[Dataset excerpts]
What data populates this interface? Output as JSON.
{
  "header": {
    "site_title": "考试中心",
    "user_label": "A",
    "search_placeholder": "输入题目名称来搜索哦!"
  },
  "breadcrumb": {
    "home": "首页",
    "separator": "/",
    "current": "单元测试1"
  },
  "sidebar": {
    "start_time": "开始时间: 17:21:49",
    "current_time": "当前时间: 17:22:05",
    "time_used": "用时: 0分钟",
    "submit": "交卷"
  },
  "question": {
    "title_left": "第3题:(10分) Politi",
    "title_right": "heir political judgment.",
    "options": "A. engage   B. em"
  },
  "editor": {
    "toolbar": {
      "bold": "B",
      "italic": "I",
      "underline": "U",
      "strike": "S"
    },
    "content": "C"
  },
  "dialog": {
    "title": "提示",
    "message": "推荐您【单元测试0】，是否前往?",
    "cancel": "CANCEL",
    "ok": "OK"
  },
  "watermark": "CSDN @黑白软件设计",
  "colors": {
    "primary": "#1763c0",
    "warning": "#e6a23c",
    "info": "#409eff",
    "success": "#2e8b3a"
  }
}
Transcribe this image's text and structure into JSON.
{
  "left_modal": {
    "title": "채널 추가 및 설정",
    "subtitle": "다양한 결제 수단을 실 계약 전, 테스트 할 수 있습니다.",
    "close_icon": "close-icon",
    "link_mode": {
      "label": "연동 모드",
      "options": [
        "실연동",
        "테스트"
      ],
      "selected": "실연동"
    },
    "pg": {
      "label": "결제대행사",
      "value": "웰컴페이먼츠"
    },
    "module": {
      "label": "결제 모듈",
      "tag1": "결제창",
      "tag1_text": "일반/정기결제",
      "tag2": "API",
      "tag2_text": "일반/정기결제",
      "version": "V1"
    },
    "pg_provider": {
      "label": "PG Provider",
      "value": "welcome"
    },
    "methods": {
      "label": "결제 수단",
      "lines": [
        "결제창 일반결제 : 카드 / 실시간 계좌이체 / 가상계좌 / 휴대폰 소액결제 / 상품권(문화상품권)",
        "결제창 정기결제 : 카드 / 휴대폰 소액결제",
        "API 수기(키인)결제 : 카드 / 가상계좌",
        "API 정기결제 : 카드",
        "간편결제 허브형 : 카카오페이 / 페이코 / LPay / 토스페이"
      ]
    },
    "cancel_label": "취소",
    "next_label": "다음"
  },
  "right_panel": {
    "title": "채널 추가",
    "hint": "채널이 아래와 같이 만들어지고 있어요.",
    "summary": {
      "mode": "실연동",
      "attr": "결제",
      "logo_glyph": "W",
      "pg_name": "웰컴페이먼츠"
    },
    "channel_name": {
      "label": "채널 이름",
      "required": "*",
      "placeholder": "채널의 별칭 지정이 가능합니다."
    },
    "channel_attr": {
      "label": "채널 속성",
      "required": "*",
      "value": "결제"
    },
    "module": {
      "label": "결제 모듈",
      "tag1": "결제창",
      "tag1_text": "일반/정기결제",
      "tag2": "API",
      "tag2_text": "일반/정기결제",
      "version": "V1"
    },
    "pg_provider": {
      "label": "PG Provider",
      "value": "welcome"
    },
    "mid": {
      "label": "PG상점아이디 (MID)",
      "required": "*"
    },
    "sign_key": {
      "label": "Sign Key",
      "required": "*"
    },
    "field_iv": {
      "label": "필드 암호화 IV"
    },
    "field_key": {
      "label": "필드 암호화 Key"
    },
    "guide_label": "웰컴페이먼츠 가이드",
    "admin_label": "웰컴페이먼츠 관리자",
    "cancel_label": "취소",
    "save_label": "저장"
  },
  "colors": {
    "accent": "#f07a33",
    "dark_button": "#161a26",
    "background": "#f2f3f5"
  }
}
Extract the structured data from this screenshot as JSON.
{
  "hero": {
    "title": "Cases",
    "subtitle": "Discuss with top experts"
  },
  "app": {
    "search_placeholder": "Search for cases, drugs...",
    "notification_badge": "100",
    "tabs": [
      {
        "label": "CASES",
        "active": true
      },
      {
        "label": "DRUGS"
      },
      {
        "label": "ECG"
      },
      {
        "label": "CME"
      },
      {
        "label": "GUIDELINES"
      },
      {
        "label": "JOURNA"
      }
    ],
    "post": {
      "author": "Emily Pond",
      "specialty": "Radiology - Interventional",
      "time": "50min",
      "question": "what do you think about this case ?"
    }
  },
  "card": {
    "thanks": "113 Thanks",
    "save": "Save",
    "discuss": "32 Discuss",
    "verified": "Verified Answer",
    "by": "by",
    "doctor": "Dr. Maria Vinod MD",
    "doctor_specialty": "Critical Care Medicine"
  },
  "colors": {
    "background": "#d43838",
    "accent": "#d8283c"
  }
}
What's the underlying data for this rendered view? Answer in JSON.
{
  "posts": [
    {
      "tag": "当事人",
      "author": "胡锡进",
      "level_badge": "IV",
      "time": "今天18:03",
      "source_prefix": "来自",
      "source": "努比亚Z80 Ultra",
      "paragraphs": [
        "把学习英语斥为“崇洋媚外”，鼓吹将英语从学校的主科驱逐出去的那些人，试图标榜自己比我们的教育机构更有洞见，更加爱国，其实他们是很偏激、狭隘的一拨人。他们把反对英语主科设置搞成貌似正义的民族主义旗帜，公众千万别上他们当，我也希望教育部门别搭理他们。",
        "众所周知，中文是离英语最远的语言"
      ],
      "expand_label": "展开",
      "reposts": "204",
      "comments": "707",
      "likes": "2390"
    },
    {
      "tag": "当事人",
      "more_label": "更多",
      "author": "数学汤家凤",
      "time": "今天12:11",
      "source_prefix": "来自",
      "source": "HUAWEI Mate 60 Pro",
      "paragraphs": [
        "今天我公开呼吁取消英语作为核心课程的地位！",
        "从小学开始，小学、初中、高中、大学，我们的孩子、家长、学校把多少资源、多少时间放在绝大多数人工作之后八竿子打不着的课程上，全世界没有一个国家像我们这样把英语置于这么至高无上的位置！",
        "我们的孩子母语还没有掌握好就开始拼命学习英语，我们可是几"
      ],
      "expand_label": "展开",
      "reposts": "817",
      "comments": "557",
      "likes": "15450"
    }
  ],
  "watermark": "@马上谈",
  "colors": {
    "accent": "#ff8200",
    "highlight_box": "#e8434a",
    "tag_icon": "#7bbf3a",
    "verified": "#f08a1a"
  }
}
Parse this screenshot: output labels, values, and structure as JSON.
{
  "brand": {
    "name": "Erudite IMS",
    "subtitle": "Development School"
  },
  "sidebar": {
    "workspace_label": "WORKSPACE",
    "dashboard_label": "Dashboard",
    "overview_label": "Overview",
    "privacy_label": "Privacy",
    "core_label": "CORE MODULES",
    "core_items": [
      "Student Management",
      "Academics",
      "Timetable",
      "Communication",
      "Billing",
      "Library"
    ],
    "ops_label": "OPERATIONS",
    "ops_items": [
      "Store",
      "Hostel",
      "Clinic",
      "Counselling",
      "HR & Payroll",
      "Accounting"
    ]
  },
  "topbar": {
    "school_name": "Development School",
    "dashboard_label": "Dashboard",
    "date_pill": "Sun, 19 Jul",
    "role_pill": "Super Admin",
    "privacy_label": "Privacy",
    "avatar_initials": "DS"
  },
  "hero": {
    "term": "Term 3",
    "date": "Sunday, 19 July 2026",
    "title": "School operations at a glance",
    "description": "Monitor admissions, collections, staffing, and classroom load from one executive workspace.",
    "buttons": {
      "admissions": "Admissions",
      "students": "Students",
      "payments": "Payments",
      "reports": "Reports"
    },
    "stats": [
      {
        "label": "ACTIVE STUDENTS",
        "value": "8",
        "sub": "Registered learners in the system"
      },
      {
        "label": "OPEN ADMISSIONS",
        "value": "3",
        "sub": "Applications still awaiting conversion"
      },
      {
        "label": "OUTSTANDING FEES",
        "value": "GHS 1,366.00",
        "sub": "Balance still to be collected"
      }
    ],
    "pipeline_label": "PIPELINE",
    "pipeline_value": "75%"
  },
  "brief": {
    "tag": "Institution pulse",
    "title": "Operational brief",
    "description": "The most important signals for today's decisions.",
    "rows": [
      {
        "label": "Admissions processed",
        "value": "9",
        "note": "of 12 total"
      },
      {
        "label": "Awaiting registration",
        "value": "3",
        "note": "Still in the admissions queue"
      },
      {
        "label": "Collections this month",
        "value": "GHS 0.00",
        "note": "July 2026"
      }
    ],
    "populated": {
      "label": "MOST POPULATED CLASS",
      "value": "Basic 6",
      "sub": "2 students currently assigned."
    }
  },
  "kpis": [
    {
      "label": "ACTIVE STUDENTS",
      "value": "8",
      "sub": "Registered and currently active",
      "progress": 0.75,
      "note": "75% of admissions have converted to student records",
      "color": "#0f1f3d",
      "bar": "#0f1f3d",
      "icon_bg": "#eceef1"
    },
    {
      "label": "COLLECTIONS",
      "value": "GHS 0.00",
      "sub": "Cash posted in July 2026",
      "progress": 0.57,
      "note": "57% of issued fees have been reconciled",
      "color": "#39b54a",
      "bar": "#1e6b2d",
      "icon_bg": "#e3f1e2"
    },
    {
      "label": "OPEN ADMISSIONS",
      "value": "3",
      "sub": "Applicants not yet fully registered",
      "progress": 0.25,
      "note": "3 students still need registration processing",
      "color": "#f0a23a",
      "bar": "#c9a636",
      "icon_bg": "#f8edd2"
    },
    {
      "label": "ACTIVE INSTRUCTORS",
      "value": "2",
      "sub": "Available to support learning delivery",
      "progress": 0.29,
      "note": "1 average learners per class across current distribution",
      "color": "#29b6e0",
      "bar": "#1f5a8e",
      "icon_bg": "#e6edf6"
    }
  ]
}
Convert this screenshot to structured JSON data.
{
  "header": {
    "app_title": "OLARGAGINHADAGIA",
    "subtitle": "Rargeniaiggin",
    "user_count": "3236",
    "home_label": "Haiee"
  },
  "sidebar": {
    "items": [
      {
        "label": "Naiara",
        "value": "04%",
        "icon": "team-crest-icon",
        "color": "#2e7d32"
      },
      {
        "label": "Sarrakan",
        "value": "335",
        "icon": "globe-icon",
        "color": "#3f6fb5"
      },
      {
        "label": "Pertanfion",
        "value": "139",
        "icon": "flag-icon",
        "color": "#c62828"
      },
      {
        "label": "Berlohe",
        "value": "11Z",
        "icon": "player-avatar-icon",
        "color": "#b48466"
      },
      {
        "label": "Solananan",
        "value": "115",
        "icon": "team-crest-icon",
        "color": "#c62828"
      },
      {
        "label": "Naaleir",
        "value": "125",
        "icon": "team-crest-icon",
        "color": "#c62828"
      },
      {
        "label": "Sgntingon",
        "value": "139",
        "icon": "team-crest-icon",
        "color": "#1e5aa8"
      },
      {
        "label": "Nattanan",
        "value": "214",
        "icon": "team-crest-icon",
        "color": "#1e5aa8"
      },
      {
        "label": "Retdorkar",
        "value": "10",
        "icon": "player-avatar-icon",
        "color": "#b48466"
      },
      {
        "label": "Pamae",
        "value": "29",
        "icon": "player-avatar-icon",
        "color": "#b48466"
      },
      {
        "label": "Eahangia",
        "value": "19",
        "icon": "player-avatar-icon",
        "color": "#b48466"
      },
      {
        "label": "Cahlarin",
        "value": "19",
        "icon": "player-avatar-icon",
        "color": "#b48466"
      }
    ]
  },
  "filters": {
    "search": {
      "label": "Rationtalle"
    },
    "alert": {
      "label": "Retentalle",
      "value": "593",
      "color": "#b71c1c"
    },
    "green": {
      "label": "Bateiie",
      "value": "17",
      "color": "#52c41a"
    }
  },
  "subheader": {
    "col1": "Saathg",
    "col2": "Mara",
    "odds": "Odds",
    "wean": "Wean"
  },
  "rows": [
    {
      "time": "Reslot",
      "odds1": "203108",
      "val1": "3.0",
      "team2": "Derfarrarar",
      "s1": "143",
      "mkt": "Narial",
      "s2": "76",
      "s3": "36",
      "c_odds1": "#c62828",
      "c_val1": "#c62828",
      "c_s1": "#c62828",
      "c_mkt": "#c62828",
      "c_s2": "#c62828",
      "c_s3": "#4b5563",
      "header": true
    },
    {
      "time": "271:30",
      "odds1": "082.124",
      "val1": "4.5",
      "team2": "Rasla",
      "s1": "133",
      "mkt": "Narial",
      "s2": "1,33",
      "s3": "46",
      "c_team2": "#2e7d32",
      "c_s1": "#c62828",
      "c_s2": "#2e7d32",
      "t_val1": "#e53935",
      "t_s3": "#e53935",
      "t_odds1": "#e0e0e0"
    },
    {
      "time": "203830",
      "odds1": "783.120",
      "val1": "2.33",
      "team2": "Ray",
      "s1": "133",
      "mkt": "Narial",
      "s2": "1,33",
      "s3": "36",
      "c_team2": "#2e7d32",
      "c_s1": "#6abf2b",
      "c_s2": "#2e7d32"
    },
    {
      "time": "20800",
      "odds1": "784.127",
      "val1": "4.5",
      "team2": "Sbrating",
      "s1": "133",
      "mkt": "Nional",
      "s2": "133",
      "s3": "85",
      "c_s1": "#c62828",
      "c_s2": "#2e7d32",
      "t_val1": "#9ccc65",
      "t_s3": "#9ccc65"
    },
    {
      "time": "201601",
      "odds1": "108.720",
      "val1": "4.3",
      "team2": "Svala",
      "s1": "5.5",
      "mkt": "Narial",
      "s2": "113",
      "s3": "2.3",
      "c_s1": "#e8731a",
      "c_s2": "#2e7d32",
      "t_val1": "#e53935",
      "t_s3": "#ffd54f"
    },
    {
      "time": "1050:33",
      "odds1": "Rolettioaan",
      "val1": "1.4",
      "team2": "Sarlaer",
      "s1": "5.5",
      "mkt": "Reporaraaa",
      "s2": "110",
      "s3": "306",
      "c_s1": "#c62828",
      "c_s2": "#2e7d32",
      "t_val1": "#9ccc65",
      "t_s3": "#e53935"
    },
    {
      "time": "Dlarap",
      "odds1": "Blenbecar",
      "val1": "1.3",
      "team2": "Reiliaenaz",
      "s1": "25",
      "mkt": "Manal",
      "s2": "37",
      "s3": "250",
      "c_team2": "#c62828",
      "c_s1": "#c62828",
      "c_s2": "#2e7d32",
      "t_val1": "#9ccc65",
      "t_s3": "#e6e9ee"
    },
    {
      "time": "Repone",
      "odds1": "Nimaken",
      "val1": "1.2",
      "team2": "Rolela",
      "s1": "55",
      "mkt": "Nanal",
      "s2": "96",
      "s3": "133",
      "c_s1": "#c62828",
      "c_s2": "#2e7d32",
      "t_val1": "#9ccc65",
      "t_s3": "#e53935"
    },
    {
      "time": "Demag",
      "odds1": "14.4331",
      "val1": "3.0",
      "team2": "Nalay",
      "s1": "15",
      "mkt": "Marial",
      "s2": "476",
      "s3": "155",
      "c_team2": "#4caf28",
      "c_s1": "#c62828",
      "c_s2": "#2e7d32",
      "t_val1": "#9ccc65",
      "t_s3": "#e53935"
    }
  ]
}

- [TASK DETAILS]:
Copy whichever lines in the listing above contain the word "Discuss".

- [EXERCISE OUTPUT]:
    "subtitle": "Discuss with top experts"
    "discuss": "32 Discuss",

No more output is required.